▶ _Task directions_
Search the data below for the string "associated". Extract every line that contains it.
---*---
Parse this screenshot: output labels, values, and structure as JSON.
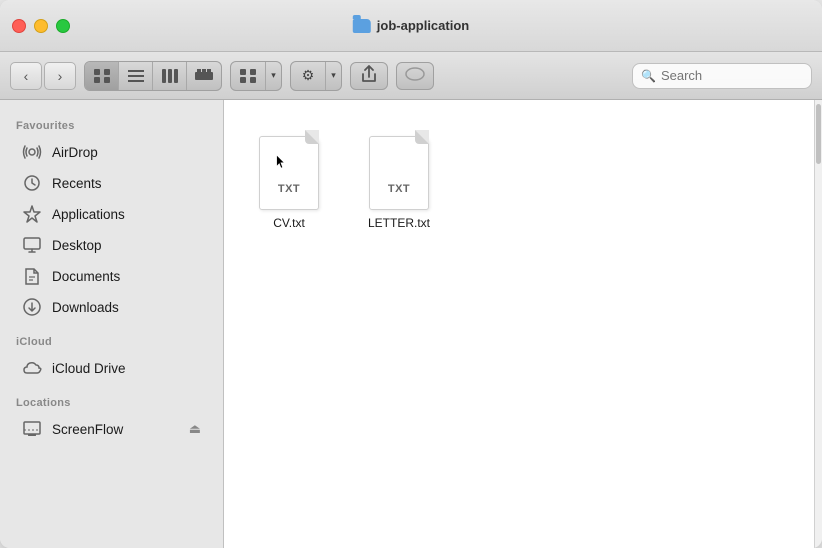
{
  "window": {
    "title": "job-application"
  },
  "toolbar": {
    "search_placeholder": "Search"
  },
  "sidebar": {
    "favourites_label": "Favourites",
    "icloud_label": "iCloud",
    "locations_label": "Locations",
    "items": [
      {
        "id": "airdrop",
        "label": "AirDrop",
        "icon": "📡"
      },
      {
        "id": "recents",
        "label": "Recents",
        "icon": "🕐"
      },
      {
        "id": "applications",
        "label": "Applications",
        "icon": "🚀"
      },
      {
        "id": "desktop",
        "label": "Desktop",
        "icon": "🖥"
      },
      {
        "id": "documents",
        "label": "Documents",
        "icon": "📄"
      },
      {
        "id": "downloads",
        "label": "Downloads",
        "icon": "⬇"
      }
    ],
    "icloud_items": [
      {
        "id": "icloud-drive",
        "label": "iCloud Drive",
        "icon": "☁"
      }
    ],
    "location_items": [
      {
        "id": "screenflow",
        "label": "ScreenFlow",
        "icon": "💾",
        "eject": "⏏"
      }
    ]
  },
  "files": [
    {
      "id": "cv-txt",
      "name": "CV.txt",
      "type": "TXT"
    },
    {
      "id": "letter-txt",
      "name": "LETTER.txt",
      "type": "TXT"
    }
  ],
  "nav": {
    "back_label": "‹",
    "forward_label": "›"
  }
}
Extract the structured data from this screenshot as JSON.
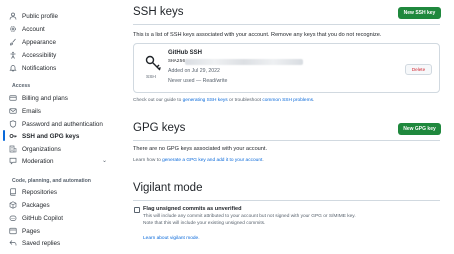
{
  "sidebar": {
    "items_top": [
      {
        "label": "Public profile",
        "icon": "person-icon"
      },
      {
        "label": "Account",
        "icon": "gear-icon"
      },
      {
        "label": "Appearance",
        "icon": "paintbrush-icon"
      },
      {
        "label": "Accessibility",
        "icon": "accessibility-icon"
      },
      {
        "label": "Notifications",
        "icon": "bell-icon"
      }
    ],
    "section_access": "Access",
    "items_access": [
      {
        "label": "Billing and plans",
        "icon": "credit-card-icon"
      },
      {
        "label": "Emails",
        "icon": "mail-icon"
      },
      {
        "label": "Password and authentication",
        "icon": "shield-lock-icon"
      },
      {
        "label": "SSH and GPG keys",
        "icon": "key-icon"
      },
      {
        "label": "Organizations",
        "icon": "organization-icon"
      },
      {
        "label": "Moderation",
        "icon": "report-icon"
      }
    ],
    "section_code": "Code, planning, and automation",
    "items_code": [
      {
        "label": "Repositories",
        "icon": "repo-icon"
      },
      {
        "label": "Packages",
        "icon": "package-icon"
      },
      {
        "label": "GitHub Copilot",
        "icon": "copilot-icon"
      },
      {
        "label": "Pages",
        "icon": "browser-icon"
      },
      {
        "label": "Saved replies",
        "icon": "reply-icon"
      }
    ]
  },
  "ssh": {
    "title": "SSH keys",
    "new_button": "New SSH key",
    "description": "This is a list of SSH keys associated with your account. Remove any keys that you do not recognize.",
    "key": {
      "title": "GitHub SSH",
      "type": "SSH",
      "fingerprint_prefix": "SHA256:",
      "added": "Added on Jul 29, 2022",
      "used": "Never used — Read/write",
      "delete_label": "Delete"
    },
    "guide_prefix": "Check out our guide to ",
    "guide_link1": "generating SSH keys",
    "guide_middle": " or troubleshoot ",
    "guide_link2": "common SSH problems",
    "guide_suffix": "."
  },
  "gpg": {
    "title": "GPG keys",
    "new_button": "New GPG key",
    "empty": "There are no GPG keys associated with your account.",
    "learn_prefix": "Learn how to ",
    "learn_link": "generate a GPG key and add it to your account",
    "learn_suffix": "."
  },
  "vigilant": {
    "title": "Vigilant mode",
    "checkbox_label": "Flag unsigned commits as unverified",
    "desc1": "This will include any commit attributed to your account but not signed with your GPG or S/MIME key.",
    "desc2": "Note that this will include your existing unsigned commits.",
    "learn_link": "Learn about vigilant mode."
  },
  "colors": {
    "accent": "#0969da",
    "primary_button": "#1f883d",
    "danger": "#d1242f"
  }
}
---*---
▶ _Problem solution_
    "description": "This is a list of SSH keys associated with your account. Remove any keys that you do not recognize.",
    "empty": "There are no GPG keys associated with your account.",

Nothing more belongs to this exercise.